(Dataset items)
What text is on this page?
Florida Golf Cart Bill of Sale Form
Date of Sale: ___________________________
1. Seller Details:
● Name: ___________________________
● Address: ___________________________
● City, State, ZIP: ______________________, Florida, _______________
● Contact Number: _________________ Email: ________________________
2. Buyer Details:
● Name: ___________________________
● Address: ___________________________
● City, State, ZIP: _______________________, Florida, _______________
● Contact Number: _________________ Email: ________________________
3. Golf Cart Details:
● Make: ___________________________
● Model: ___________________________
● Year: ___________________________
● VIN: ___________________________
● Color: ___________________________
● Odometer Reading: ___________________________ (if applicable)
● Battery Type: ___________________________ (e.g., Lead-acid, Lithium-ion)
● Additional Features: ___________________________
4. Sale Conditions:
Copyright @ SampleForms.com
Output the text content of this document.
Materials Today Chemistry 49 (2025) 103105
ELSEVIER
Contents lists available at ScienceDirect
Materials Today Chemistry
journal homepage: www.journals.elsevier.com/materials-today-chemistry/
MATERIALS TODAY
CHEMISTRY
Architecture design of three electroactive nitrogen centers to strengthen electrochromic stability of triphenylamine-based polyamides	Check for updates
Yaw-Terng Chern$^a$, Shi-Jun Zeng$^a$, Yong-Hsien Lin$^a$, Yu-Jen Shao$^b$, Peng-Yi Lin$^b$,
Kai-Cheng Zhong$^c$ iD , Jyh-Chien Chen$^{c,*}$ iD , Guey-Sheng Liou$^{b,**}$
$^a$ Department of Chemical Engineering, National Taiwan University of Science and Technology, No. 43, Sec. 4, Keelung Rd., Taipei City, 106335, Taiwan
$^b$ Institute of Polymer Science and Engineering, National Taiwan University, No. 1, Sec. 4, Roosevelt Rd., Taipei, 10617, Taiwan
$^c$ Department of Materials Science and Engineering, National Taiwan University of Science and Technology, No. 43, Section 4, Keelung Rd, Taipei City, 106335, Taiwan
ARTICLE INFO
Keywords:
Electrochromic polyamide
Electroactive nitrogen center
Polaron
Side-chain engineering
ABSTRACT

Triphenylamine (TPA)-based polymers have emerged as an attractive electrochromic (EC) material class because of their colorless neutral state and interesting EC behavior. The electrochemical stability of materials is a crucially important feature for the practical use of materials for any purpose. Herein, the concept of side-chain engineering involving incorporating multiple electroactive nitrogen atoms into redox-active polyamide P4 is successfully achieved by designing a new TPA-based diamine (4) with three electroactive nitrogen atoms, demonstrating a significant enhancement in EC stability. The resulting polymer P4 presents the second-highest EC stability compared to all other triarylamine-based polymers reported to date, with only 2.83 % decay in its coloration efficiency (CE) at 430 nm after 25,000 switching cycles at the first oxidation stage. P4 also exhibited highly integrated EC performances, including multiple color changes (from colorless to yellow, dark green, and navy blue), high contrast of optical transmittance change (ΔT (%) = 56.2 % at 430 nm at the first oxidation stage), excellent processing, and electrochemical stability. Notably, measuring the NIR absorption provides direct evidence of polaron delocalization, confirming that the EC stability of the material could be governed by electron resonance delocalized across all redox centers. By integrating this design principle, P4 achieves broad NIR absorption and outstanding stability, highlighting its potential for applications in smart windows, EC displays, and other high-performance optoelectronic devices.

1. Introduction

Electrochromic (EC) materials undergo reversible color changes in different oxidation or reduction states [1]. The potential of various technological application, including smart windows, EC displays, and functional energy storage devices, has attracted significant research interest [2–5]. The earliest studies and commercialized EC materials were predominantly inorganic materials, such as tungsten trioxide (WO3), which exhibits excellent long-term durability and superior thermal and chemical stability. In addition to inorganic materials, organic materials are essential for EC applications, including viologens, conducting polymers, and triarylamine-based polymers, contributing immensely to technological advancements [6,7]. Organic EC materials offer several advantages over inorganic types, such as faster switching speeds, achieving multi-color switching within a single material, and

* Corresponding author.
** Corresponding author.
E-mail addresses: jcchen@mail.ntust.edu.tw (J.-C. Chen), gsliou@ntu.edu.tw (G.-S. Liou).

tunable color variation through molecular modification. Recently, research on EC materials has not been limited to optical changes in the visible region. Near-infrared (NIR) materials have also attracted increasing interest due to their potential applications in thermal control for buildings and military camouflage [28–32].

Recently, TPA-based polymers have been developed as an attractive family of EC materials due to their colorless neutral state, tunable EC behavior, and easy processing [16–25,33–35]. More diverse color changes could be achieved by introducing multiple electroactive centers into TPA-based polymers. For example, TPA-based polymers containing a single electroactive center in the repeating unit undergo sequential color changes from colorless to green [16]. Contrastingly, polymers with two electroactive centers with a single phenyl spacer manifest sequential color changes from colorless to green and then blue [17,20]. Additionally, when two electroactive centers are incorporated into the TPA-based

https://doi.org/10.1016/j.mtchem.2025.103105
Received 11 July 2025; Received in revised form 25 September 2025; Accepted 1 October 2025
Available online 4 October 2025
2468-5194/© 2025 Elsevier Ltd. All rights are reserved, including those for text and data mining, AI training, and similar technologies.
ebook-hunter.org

* [Exercise task]
From the data above, extract every line in its exact form.

* [Reply]
What text is on this page?
Florida Golf Cart Bill of Sale Form
Date of Sale: ___________________________
1. Seller Details:
● Name: ___________________________
● Address: ___________________________
● City, State, ZIP: ______________________, Florida, _______________
● Contact Number: _________________ Email: ________________________
2. Buyer Details:
● Name: ___________________________
● Address: ___________________________
● City, State, ZIP: _______________________, Florida, _______________
● Contact Number: _________________ Email: ________________________
3. Golf Cart Details:
● Make: ___________________________
● Model: ___________________________
● Year: ___________________________
● VIN: ___________________________
● Color: ___________________________
● Odometer Reading: ___________________________ (if applicable)
● Battery Type: ___________________________ (e.g., Lead-acid, Lithium-ion)
● Additional Features: ___________________________
4. Sale Conditions:
Copyright @ SampleForms.com
Output the text content of this document.
Materials Today Chemistry 49 (2025) 103105
ELSEVIER
Contents lists available at ScienceDirect
Materials Today Chemistry
journal homepage: www.journals.elsevier.com/materials-today-chemistry/
MATERIALS TODAY
CHEMISTRY
Architecture design of three electroactive nitrogen centers to strengthen electrochromic stability of triphenylamine-based polyamides	Check for updates
Yaw-Terng Chern$^a$, Shi-Jun Zeng$^a$, Yong-Hsien Lin$^a$, Yu-Jen Shao$^b$, Peng-Yi Lin$^b$,
Kai-Cheng Zhong$^c$ iD , Jyh-Chien Chen$^{c,*}$ iD , Guey-Sheng Liou$^{b,**}$
$^a$ Department of Chemical Engineering, National Taiwan University of Science and Technology, No. 43, Sec. 4, Keelung Rd., Taipei City, 106335, Taiwan
$^b$ Institute of Polymer Science and Engineering, National Taiwan University, No. 1, Sec. 4, Roosevelt Rd., Taipei, 10617, Taiwan
$^c$ Department of Materials Science and Engineering, National Taiwan University of Science and Technology, No. 43, Section 4, Keelung Rd, Taipei City, 106335, Taiwan
ARTICLE INFO
Keywords:
Electrochromic polyamide
Electroactive nitrogen center
Polaron
Side-chain engineering
ABSTRACT

Triphenylamine (TPA)-based polymers have emerged as an attractive electrochromic (EC) material class because of their colorless neutral state and interesting EC behavior. The electrochemical stability of materials is a crucially important feature for the practical use of materials for any purpose. Herein, the concept of side-chain engineering involving incorporating multiple electroactive nitrogen atoms into redox-active polyamide P4 is successfully achieved by designing a new TPA-based diamine (4) with three electroactive nitrogen atoms, demonstrating a significant enhancement in EC stability. The resulting polymer P4 presents the second-highest EC stability compared to all other triarylamine-based polymers reported to date, with only 2.83 % decay in its coloration efficiency (CE) at 430 nm after 25,000 switching cycles at the first oxidation stage. P4 also exhibited highly integrated EC performances, including multiple color changes (from colorless to yellow, dark green, and navy blue), high contrast of optical transmittance change (ΔT (%) = 56.2 % at 430 nm at the first oxidation stage), excellent processing, and electrochemical stability. Notably, measuring the NIR absorption provides direct evidence of polaron delocalization, confirming that the EC stability of the material could be governed by electron resonance delocalized across all redox centers. By integrating this design principle, P4 achieves broad NIR absorption and outstanding stability, highlighting its potential for applications in smart windows, EC displays, and other high-performance optoelectronic devices.

1. Introduction

Electrochromic (EC) materials undergo reversible color changes in different oxidation or reduction states [1]. The potential of various technological application, including smart windows, EC displays, and functional energy storage devices, has attracted significant research interest [2–5]. The earliest studies and commercialized EC materials were predominantly inorganic materials, such as tungsten trioxide (WO3), which exhibits excellent long-term durability and superior thermal and chemical stability. In addition to inorganic materials, organic materials are essential for EC applications, including viologens, conducting polymers, and triarylamine-based polymers, contributing immensely to technological advancements [6,7]. Organic EC materials offer several advantages over inorganic types, such as faster switching speeds, achieving multi-color switching within a single material, and

* Corresponding author.
** Corresponding author.
E-mail addresses: jcchen@mail.ntust.edu.tw (J.-C. Chen), gsliou@ntu.edu.tw (G.-S. Liou).

tunable color variation through molecular modification. Recently, research on EC materials has not been limited to optical changes in the visible region. Near-infrared (NIR) materials have also attracted increasing interest due to their potential applications in thermal control for buildings and military camouflage [28–32].

Recently, TPA-based polymers have been developed as an attractive family of EC materials due to their colorless neutral state, tunable EC behavior, and easy processing [16–25,33–35]. More diverse color changes could be achieved by introducing multiple electroactive centers into TPA-based polymers. For example, TPA-based polymers containing a single electroactive center in the repeating unit undergo sequential color changes from colorless to green [16]. Contrastingly, polymers with two electroactive centers with a single phenyl spacer manifest sequential color changes from colorless to green and then blue [17,20]. Additionally, when two electroactive centers are incorporated into the TPA-based

https://doi.org/10.1016/j.mtchem.2025.103105
Received 11 July 2025; Received in revised form 25 September 2025; Accepted 1 October 2025
Available online 4 October 2025
2468-5194/© 2025 Elsevier Ltd. All rights are reserved, including those for text and data mining, AI training, and similar technologies.
ebook-hunter.org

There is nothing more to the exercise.